Go through the entries below and print each one exactly, leaving out pictures.

### [DATA SUPPLIED]
****
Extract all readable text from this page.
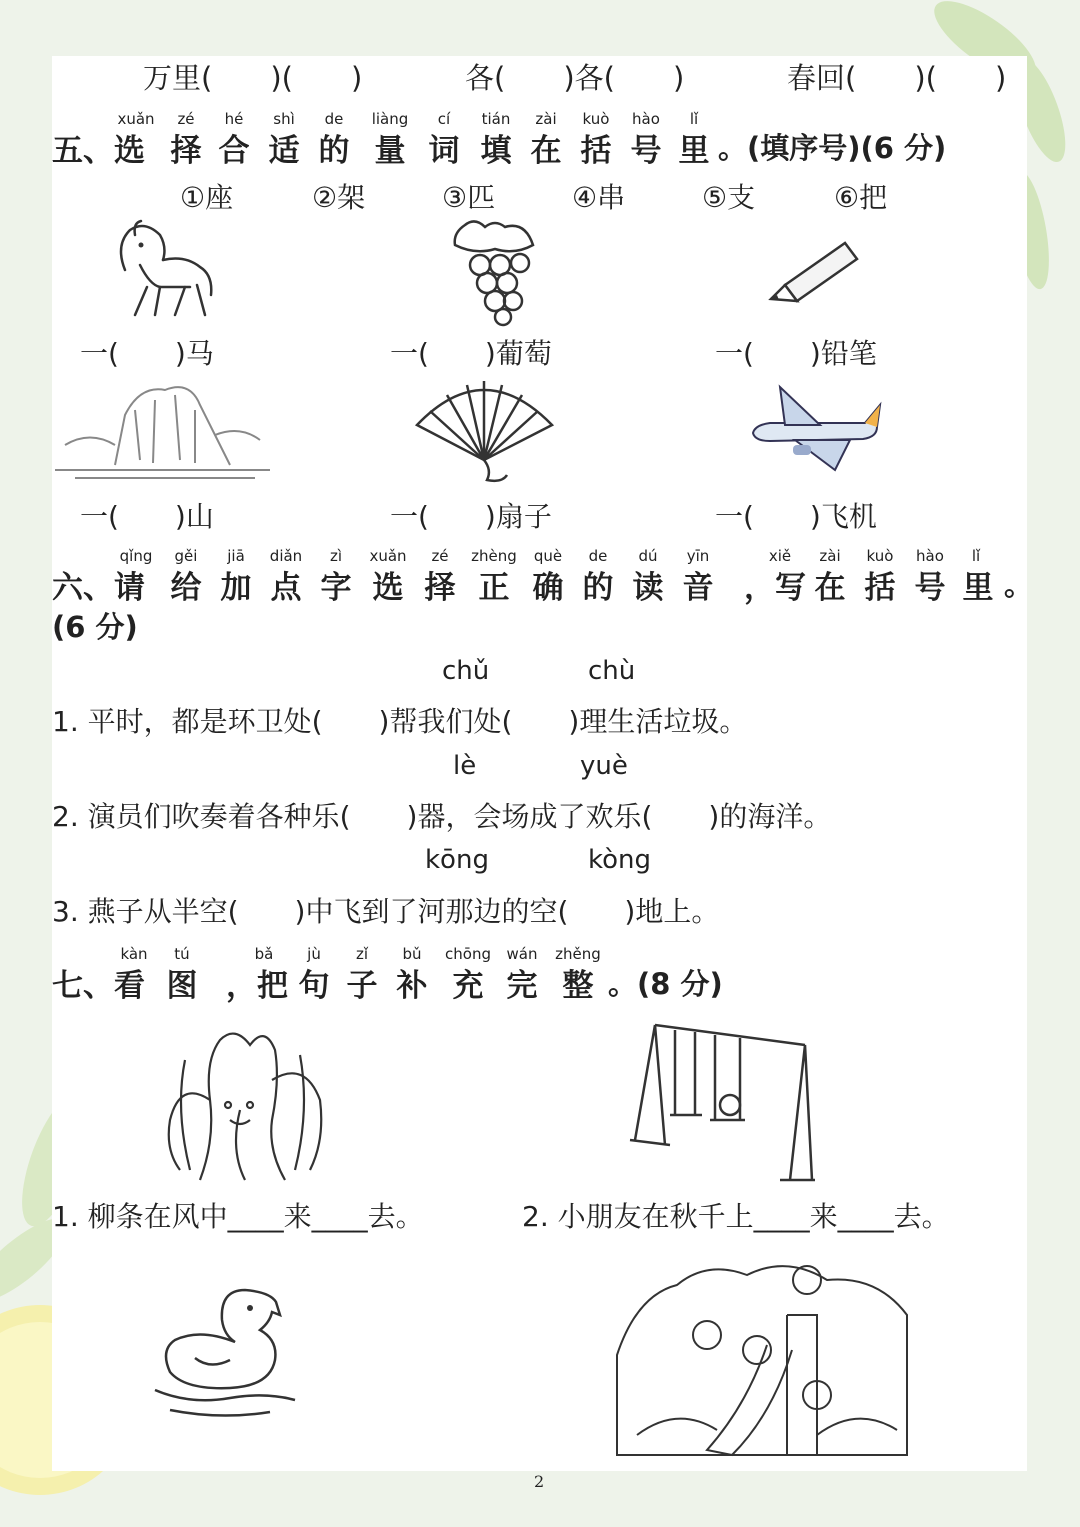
万里(　　)(　　)	各(　　)各(　　)	春回(　　)(　　)
xuǎn	zé	hé	shì	de	liàng	cí	tián	zài	kuò	hào	lǐ
五、选 择 合 适 的 量 词 填 在 括 号 里 。(填序号)(6 分)
①座	②架	③匹	④串	⑤支	⑥把
一(　　)马	一(　　)葡萄	一(　　)铅笔
一(　　)山	一(　　)扇子	一(　　)飞机
qǐng	gěi	jiā	diǎn	zì	xuǎn	zé	zhèng	què	de	dú	yīn	xiě	zài	kuò	hào	lǐ
六、请 给 加 点 字 选 择 正 确 的 读 音 ，写 在 括 号 里 。
(6 分)
chǔ	chù
1. 平时，都是环卫处(　　)帮我们处(　　)理生活垃圾。
lè	yuè
2. 演员们吹奏着各种乐(　　)器，会场成了欢乐(　　)的海洋。
kōng	kòng
3. 燕子从半空(　　)中飞到了河那边的空(　　)地上。
kàn	tú	bǎ	jù	zǐ	bǔ	chōng	wán	zhěng
七、看 图 ，把 句 子 补 充 完 整 。(8 分)
1. 柳条在风中____来____去。	2. 小朋友在秋千上____来____去。
2
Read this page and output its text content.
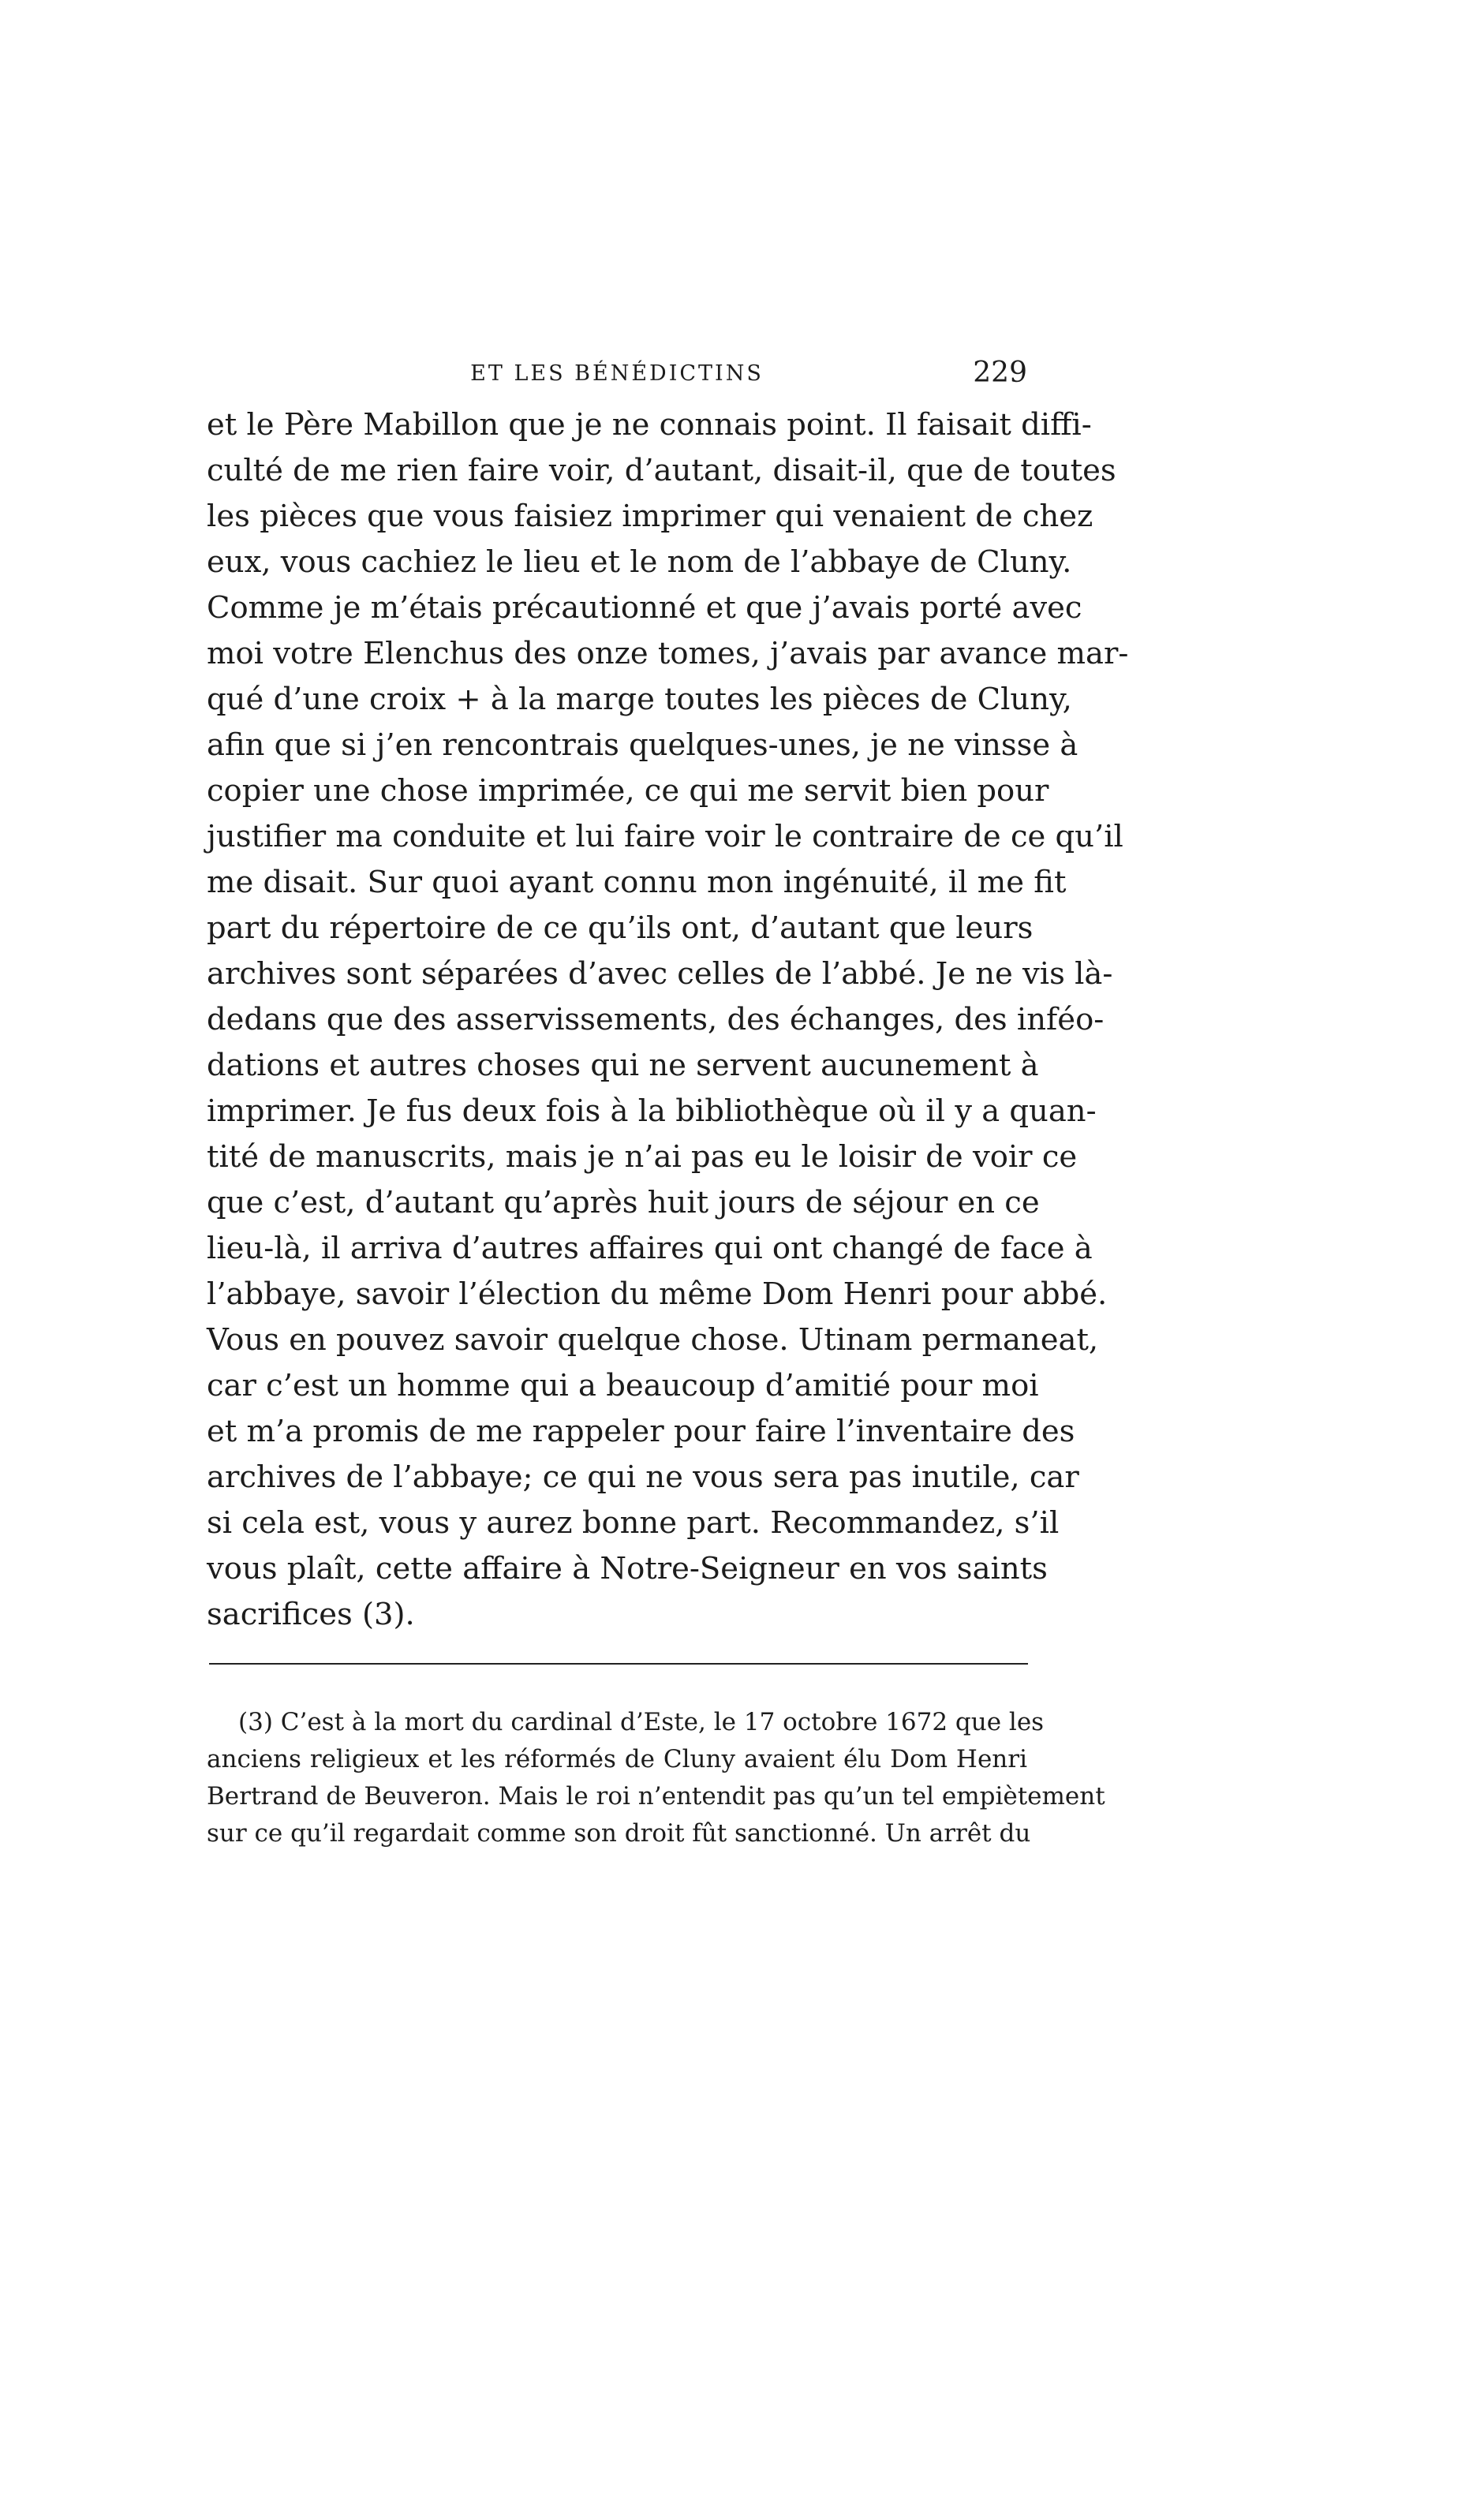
ET LES BÉNÉDICTINS	229
et le Père Mabillon que je ne connais point. Il faisait diffi-
culté de me rien faire voir, d’autant, disait-il, que de toutes
les pièces que vous faisiez imprimer qui venaient de chez
eux, vous cachiez le lieu et le nom de l’abbaye de Cluny.
Comme je m’étais précautionné et que j’avais porté avec
moi votre Elenchus des onze tomes, j’avais par avance mar-
qué d’une croix + à la marge toutes les pièces de Cluny,
afin que si j’en rencontrais quelques-unes, je ne vinsse à
copier une chose imprimée, ce qui me servit bien pour
justifier ma conduite et lui faire voir le contraire de ce qu’il
me disait. Sur quoi ayant connu mon ingénuité, il me fit
part du répertoire de ce qu’ils ont, d’autant que leurs
archives sont séparées d’avec celles de l’abbé. Je ne vis là-
dedans que des asservissements, des échanges, des inféo-
dations et autres choses qui ne servent aucunement à
imprimer. Je fus deux fois à la bibliothèque où il y a quan-
tité de manuscrits, mais je n’ai pas eu le loisir de voir ce
que c’est, d’autant qu’après huit jours de séjour en ce
lieu-là, il arriva d’autres affaires qui ont changé de face à
l’abbaye, savoir l’élection du même Dom Henri pour abbé.
Vous en pouvez savoir quelque chose. Utinam permaneat,
car c’est un homme qui a beaucoup d’amitié pour moi
et m’a promis de me rappeler pour faire l’inventaire des
archives de l’abbaye; ce qui ne vous sera pas inutile, car
si cela est, vous y aurez bonne part. Recommandez, s’il
vous plaît, cette affaire à Notre-Seigneur en vos saints
sacrifices (3).
(3) C’est à la mort du cardinal d’Este, le 17 octobre 1672 que les
anciens religieux et les réformés de Cluny avaient élu Dom Henri
Bertrand de Beuveron. Mais le roi n’entendit pas qu’un tel empiètement
sur ce qu’il regardait comme son droit fût sanctionné. Un arrêt du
****
### [SOLUTION TO THE EXERCISE]
Extract all readable text from this page.
万里(　　)(　　)	各(　　)各(　　)	春回(　　)(　　)
xuǎn	zé	hé	shì	de	liàng	cí	tián	zài	kuò	hào	lǐ
五、选 择 合 适 的 量 词 填 在 括 号 里 。(填序号)(6 分)
①座	②架	③匹	④串	⑤支	⑥把
一(　　)马	一(　　)葡萄	一(　　)铅笔
一(　　)山	一(　　)扇子	一(　　)飞机
qǐng	gěi	jiā	diǎn	zì	xuǎn	zé	zhèng	què	de	dú	yīn	xiě	zài	kuò	hào	lǐ
六、请 给 加 点 字 选 择 正 确 的 读 音 ，写 在 括 号 里 。
(6 分)
chǔ	chù
1. 平时，都是环卫处(　　)帮我们处(　　)理生活垃圾。
lè	yuè
2. 演员们吹奏着各种乐(　　)器，会场成了欢乐(　　)的海洋。
kōng	kòng
3. 燕子从半空(　　)中飞到了河那边的空(　　)地上。
kàn	tú	bǎ	jù	zǐ	bǔ	chōng	wán	zhěng
七、看 图 ，把 句 子 补 充 完 整 。(8 分)
1. 柳条在风中____来____去。	2. 小朋友在秋千上____来____去。
2
Read this page and output its text content.
ET LES BÉNÉDICTINS	229
et le Père Mabillon que je ne connais point. Il faisait diffi-
culté de me rien faire voir, d’autant, disait-il, que de toutes
les pièces que vous faisiez imprimer qui venaient de chez
eux, vous cachiez le lieu et le nom de l’abbaye de Cluny.
Comme je m’étais précautionné et que j’avais porté avec
moi votre Elenchus des onze tomes, j’avais par avance mar-
qué d’une croix + à la marge toutes les pièces de Cluny,
afin que si j’en rencontrais quelques-unes, je ne vinsse à
copier une chose imprimée, ce qui me servit bien pour
justifier ma conduite et lui faire voir le contraire de ce qu’il
me disait. Sur quoi ayant connu mon ingénuité, il me fit
part du répertoire de ce qu’ils ont, d’autant que leurs
archives sont séparées d’avec celles de l’abbé. Je ne vis là-
dedans que des asservissements, des échanges, des inféo-
dations et autres choses qui ne servent aucunement à
imprimer. Je fus deux fois à la bibliothèque où il y a quan-
tité de manuscrits, mais je n’ai pas eu le loisir de voir ce
que c’est, d’autant qu’après huit jours de séjour en ce
lieu-là, il arriva d’autres affaires qui ont changé de face à
l’abbaye, savoir l’élection du même Dom Henri pour abbé.
Vous en pouvez savoir quelque chose. Utinam permaneat,
car c’est un homme qui a beaucoup d’amitié pour moi
et m’a promis de me rappeler pour faire l’inventaire des
archives de l’abbaye; ce qui ne vous sera pas inutile, car
si cela est, vous y aurez bonne part. Recommandez, s’il
vous plaît, cette affaire à Notre-Seigneur en vos saints
sacrifices (3).
(3) C’est à la mort du cardinal d’Este, le 17 octobre 1672 que les
anciens religieux et les réformés de Cluny avaient élu Dom Henri
Bertrand de Beuveron. Mais le roi n’entendit pas qu’un tel empiètement
sur ce qu’il regardait comme son droit fût sanctionné. Un arrêt du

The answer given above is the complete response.